- **Task to carry out**:
Please identify each line in the material below that contains the string "series" and copy those lines in full.

- **Information shown**:
====
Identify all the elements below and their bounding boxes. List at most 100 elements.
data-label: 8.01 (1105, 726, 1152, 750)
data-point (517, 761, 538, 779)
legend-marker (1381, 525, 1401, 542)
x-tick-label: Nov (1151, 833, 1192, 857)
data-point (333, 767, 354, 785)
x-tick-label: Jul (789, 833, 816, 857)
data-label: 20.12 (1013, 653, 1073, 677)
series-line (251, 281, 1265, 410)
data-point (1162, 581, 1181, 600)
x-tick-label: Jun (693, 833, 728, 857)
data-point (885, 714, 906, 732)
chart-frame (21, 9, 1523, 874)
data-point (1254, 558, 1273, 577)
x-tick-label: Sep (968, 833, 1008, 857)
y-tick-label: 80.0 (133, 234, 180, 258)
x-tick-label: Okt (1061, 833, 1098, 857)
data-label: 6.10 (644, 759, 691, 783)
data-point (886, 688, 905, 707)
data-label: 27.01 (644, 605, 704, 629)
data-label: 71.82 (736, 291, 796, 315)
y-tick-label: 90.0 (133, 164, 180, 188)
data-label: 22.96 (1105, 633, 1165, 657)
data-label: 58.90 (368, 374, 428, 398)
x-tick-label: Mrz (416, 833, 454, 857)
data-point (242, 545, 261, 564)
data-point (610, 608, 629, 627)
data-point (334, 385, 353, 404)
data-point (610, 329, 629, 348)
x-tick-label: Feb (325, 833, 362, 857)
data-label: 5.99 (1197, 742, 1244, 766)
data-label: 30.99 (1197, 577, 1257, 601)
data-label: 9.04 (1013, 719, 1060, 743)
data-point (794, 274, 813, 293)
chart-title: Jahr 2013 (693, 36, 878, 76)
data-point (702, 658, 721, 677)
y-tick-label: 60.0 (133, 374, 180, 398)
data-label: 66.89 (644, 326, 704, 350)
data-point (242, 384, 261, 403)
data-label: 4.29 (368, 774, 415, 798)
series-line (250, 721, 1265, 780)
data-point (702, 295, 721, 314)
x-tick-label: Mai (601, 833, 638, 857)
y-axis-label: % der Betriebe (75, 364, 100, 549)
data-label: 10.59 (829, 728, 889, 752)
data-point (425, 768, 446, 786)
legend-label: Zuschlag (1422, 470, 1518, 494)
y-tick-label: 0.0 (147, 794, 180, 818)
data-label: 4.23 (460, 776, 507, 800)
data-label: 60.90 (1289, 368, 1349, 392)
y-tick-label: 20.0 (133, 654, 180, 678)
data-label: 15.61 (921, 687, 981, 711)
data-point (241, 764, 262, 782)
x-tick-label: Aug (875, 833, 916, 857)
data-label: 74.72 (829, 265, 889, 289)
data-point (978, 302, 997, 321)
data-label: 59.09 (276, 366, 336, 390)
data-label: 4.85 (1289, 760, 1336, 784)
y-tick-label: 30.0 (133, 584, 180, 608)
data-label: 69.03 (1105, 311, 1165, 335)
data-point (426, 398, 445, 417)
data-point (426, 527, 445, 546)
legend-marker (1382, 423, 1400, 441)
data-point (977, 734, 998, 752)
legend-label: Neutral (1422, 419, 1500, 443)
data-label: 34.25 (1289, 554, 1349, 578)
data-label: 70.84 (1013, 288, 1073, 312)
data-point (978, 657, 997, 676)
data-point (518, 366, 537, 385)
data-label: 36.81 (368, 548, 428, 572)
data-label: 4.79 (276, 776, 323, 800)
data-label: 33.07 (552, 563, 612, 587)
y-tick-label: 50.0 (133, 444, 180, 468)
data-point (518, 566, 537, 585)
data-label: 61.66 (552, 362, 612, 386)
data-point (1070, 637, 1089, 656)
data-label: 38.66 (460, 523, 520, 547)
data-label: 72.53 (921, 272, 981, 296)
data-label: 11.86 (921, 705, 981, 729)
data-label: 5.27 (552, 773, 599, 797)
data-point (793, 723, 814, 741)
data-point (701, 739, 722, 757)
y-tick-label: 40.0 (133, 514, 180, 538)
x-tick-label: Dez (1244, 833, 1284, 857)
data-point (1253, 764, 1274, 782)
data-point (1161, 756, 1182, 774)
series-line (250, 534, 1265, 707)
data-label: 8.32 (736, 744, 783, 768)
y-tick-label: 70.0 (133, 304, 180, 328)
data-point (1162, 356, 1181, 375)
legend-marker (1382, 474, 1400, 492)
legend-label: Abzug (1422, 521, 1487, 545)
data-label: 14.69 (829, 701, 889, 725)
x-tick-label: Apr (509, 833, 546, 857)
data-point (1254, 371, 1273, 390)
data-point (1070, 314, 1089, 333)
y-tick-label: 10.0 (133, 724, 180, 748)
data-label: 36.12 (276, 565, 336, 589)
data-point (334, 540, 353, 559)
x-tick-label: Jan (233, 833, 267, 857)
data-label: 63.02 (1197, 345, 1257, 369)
====
- **Result of the exercise**:
series-line (251, 281, 1265, 410)
series-line (250, 721, 1265, 780)
series-line (250, 534, 1265, 707)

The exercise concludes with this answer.